The `groupby()` function with a summary function like `count()` returns an indexed pandas dataframe. 

_`pandas`_ uses a similar structure like **SQL** for aggregating data. Here's an analogous SQL query:

`CREATE TABLE order_counts as`

`SELECT order_purchase_date, count(order_id)`

`FROM orders`

`GROUP BY order_purchase_date;`

*Checkout [pandasql](https://pypi.org/project/pandasql/).*

Plot the daily order volume.

In [None]:
# set style
sns.set(style='darkgrid')

# adjust the plot size
plt.figure(figsize=[15, 6])

# line plot
sns.lineplot()

# assign axis labels
plt.ylabel('Number of Orders', fontsize=14)
plt.xlabel('Order Purchase Date', fontsize=14);

Some of the recent data seem to be missing or incomplete. Let's take a closer look.

In [None]:
import matplotlib.dates as mdates

# set style
sns.set(style='darkgrid')

# adjust the plot size
fig, ax = plt.subplots(figsize=[15, 6])

# line plot
sns.lineplot(x=order_counts.index, 
             y=order_counts.values, 
             marker='s', 
             color='royalblue')

# assign axis labels
plt.ylabel('Number of Orders', fontsize=14)
plt.xlabel('Order Purchase Date', fontsize=14)

ax.xaxis.set_major_formatter(mdates.DateFormatter('%m-%d-%y'));

It appears that perhaps 8/22 is the most recent day with complete data. We should discard the data after that date.

In [None]:
# size of the dataset before applying the date filter
print(orders.shape)

In [None]:
from datetime import date

max_date = 

# apply the date filter
orders = 

In [None]:
# size of the dataset after applying the date filter
print(orders.shape)

In [None]:
# check


[Doveryay, no proveryay: Trust, but verify.](https://en.wikipedia.org/wiki/Trust,_but_verify)

** WORK INSTRUCTIONS **
[a] From the notebook excerpt, list every keyword argument, with its value, passed to the `sns.lineplot()` call that draws the marked, colored line.
[b] Using the notebook excerpt, answer each question:
(i) Which summary function is paired with `groupby()` in the opening sentence?
(ii) Which day appears to be the most recent one with complete data?
(iii) What format string does `mdates.DateFormatter` use for the x-axis dates?

** EXTRACTED MATERIAL **

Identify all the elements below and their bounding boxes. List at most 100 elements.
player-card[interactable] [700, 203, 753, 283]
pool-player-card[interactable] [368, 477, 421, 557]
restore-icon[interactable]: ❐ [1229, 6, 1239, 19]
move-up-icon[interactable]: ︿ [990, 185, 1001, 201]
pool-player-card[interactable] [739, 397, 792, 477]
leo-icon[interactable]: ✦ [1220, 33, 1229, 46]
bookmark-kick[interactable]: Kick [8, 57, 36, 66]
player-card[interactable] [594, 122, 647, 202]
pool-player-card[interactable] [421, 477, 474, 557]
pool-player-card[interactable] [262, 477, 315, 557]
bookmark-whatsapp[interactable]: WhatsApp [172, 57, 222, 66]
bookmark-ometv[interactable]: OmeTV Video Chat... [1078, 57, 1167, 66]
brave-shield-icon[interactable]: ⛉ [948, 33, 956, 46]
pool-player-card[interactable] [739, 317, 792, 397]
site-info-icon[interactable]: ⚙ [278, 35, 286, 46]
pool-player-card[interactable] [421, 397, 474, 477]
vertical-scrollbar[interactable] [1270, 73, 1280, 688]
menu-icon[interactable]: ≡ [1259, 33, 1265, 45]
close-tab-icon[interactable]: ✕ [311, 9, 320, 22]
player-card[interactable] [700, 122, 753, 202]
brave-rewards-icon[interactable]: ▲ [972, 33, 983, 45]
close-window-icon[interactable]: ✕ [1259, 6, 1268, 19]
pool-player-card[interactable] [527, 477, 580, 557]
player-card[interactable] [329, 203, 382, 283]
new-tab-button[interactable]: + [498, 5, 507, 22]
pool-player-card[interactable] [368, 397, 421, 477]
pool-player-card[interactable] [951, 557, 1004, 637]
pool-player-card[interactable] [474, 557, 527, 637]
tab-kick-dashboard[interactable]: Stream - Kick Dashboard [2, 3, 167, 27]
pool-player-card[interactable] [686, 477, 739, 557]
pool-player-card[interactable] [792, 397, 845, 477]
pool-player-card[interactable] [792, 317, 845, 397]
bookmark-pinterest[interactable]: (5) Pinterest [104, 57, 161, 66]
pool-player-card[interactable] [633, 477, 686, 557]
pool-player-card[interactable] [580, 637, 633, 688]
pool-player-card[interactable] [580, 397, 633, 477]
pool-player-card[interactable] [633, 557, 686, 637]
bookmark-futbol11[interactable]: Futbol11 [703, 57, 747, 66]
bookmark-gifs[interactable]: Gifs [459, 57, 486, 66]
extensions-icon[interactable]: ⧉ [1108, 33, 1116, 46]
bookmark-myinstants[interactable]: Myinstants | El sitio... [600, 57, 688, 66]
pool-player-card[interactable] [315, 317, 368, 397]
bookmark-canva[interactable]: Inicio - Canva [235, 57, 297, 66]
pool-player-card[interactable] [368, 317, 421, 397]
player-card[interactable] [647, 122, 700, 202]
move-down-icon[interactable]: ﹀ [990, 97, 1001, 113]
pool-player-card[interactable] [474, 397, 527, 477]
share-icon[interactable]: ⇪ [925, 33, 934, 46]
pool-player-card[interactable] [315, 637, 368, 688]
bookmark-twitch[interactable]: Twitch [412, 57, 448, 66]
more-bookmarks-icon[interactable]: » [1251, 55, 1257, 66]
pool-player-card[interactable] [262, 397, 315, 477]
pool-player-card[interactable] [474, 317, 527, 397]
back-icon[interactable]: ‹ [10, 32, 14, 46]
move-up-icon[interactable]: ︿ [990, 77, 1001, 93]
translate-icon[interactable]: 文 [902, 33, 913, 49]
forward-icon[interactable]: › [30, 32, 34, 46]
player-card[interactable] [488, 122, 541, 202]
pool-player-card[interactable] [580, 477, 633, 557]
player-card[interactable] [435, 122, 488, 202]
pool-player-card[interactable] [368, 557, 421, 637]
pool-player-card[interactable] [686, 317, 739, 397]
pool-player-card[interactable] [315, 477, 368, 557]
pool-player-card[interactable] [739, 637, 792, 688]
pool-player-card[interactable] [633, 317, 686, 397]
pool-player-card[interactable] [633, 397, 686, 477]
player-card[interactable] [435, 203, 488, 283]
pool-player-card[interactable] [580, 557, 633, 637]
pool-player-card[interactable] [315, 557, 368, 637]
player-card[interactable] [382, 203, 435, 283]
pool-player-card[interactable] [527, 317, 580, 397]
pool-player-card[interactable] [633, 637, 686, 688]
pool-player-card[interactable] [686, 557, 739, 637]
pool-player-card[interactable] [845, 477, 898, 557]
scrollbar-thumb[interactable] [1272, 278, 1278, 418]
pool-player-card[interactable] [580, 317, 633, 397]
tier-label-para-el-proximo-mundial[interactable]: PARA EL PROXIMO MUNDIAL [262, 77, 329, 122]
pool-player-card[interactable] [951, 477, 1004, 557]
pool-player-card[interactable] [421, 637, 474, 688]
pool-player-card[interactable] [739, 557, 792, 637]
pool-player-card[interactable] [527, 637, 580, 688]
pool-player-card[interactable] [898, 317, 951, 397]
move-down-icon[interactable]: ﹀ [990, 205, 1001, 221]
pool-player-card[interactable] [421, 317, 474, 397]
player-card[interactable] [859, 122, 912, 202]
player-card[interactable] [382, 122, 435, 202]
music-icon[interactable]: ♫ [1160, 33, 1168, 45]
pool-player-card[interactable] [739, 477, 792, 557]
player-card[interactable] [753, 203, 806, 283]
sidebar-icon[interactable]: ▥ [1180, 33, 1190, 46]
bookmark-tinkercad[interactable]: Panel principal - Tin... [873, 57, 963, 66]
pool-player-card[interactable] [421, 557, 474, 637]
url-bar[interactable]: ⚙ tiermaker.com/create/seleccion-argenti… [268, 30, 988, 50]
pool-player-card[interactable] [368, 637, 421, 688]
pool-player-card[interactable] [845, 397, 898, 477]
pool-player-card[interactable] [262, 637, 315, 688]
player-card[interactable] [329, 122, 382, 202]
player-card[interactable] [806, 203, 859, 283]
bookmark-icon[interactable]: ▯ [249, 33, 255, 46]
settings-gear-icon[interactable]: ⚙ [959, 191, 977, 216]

** ANSWERS PER TASK **
[a]
- x=order_counts.index
- y=order_counts.values
- marker='s'
- color='royalblue'

[b]
(i) `count()`
(ii) 8/22
(iii) '%m-%d-%y'